[Entries from a dataset]
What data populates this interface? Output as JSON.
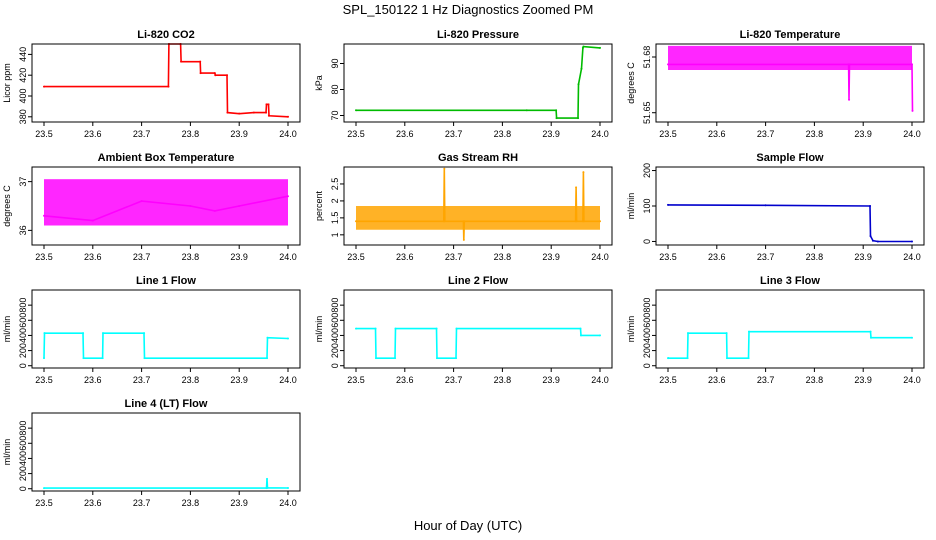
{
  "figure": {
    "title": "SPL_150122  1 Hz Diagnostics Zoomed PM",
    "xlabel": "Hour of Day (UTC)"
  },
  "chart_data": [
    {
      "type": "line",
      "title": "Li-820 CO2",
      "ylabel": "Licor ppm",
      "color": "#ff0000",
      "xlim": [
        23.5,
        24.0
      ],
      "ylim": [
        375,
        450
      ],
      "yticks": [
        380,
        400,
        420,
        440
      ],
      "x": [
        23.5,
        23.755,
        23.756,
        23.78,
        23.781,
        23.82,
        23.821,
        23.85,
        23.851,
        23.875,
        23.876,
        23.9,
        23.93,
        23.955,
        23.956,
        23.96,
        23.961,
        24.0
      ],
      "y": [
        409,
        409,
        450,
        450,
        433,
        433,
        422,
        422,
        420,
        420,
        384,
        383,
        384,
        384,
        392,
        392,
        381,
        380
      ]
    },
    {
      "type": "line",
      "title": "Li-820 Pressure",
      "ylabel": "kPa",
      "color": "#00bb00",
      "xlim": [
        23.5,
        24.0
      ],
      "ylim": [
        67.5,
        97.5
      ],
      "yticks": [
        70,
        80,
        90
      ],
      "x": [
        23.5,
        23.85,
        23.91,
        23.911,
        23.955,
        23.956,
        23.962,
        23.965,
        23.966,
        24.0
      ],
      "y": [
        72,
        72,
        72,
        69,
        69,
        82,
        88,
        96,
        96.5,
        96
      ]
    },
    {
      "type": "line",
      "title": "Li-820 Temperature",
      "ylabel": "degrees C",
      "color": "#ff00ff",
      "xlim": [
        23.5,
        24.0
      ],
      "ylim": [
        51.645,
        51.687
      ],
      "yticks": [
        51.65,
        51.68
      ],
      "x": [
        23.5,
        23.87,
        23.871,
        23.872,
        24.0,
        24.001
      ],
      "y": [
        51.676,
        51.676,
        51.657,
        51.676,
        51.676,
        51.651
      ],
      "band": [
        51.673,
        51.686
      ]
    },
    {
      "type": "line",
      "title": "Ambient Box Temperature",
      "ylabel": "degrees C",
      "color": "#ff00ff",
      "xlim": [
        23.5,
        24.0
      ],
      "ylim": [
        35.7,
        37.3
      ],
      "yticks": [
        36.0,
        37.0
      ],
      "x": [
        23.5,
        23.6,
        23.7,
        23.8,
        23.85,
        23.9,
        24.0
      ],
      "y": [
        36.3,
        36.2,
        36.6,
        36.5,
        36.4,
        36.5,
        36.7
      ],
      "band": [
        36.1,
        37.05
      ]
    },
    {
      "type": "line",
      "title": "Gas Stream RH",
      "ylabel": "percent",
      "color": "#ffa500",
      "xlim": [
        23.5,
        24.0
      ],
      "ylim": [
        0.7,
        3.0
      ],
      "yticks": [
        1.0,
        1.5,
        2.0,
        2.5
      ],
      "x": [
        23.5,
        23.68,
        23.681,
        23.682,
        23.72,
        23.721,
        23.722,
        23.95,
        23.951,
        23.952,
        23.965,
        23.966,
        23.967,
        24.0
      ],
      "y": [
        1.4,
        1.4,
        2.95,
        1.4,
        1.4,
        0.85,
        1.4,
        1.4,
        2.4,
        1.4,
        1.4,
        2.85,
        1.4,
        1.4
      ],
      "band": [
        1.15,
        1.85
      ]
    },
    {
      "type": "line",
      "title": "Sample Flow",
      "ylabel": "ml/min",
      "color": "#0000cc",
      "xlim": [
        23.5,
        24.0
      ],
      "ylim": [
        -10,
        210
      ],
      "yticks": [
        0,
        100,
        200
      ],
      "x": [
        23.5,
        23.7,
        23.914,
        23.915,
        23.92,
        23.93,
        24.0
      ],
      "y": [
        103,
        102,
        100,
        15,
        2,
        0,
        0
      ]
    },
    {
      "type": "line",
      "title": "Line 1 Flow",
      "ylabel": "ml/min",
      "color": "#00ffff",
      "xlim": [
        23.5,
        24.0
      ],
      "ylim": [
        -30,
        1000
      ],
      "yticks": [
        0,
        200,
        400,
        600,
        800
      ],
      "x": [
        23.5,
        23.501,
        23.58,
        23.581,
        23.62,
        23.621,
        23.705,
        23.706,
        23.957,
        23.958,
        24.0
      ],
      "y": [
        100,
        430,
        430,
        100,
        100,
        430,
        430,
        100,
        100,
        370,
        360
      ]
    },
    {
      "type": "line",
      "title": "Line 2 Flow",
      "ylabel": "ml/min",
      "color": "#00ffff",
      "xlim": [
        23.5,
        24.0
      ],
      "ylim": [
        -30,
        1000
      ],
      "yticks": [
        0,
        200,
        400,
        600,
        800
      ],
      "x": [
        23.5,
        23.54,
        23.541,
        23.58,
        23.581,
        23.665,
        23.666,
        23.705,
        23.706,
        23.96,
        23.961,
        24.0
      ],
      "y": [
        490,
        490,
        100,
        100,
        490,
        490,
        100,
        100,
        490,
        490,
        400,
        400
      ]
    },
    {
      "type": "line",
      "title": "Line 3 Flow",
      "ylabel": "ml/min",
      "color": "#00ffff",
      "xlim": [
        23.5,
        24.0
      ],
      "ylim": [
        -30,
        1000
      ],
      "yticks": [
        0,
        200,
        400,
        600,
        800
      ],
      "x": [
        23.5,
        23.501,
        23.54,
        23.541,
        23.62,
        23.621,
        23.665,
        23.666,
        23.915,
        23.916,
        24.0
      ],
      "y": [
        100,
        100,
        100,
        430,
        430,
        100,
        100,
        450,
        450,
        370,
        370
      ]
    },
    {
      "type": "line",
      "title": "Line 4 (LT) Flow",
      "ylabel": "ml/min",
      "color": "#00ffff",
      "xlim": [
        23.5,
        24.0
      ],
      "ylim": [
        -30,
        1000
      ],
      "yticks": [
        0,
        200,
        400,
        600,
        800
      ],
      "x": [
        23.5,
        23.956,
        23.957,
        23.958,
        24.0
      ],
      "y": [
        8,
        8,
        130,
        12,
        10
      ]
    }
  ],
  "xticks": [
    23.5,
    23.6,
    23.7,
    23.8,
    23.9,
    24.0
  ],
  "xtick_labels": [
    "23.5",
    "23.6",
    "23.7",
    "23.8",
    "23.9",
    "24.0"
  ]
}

--

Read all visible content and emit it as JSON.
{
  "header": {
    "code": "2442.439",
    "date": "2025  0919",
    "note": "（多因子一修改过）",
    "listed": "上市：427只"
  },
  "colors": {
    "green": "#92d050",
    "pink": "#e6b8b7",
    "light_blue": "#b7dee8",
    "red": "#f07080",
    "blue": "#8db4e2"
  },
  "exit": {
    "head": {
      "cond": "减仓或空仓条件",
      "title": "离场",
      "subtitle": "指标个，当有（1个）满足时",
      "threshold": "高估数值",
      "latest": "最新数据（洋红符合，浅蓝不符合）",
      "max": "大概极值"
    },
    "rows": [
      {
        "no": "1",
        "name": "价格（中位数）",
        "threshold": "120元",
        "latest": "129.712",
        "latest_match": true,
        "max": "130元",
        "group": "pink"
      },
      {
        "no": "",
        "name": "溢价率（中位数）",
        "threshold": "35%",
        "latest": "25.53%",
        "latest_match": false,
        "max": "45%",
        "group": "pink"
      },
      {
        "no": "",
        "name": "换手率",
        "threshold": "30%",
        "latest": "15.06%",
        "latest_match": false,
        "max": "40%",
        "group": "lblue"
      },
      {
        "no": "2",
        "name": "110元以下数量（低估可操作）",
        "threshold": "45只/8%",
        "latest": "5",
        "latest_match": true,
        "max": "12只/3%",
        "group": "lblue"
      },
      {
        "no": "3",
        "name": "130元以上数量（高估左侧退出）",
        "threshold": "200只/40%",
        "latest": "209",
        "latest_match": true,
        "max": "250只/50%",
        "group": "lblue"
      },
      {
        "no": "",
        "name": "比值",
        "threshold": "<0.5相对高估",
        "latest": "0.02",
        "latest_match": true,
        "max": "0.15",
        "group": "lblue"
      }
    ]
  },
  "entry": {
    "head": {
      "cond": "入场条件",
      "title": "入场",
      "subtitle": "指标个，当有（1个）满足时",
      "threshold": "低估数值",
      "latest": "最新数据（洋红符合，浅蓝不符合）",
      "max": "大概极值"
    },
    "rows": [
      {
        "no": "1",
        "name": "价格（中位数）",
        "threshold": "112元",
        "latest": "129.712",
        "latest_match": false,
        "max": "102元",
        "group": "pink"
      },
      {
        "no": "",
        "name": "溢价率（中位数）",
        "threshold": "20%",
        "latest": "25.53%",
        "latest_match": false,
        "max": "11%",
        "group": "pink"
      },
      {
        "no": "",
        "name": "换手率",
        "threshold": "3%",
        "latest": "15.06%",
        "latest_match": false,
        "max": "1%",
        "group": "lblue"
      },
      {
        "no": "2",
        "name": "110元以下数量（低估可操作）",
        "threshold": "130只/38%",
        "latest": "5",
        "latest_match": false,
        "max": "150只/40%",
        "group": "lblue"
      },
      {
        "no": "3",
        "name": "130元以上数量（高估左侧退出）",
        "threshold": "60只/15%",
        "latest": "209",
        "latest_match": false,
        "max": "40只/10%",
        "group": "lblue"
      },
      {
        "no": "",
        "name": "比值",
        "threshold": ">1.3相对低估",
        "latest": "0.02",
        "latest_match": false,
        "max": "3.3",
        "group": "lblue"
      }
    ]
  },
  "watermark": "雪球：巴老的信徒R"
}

**EXERCISE TASK**
Select every line where the word "Flow" occurs.

**TASK RESULT**
      "title": "Sample Flow",
      "title": "Line 1 Flow",
      "title": "Line 2 Flow",
      "title": "Line 3 Flow",
      "title": "Line 4 (LT) Flow",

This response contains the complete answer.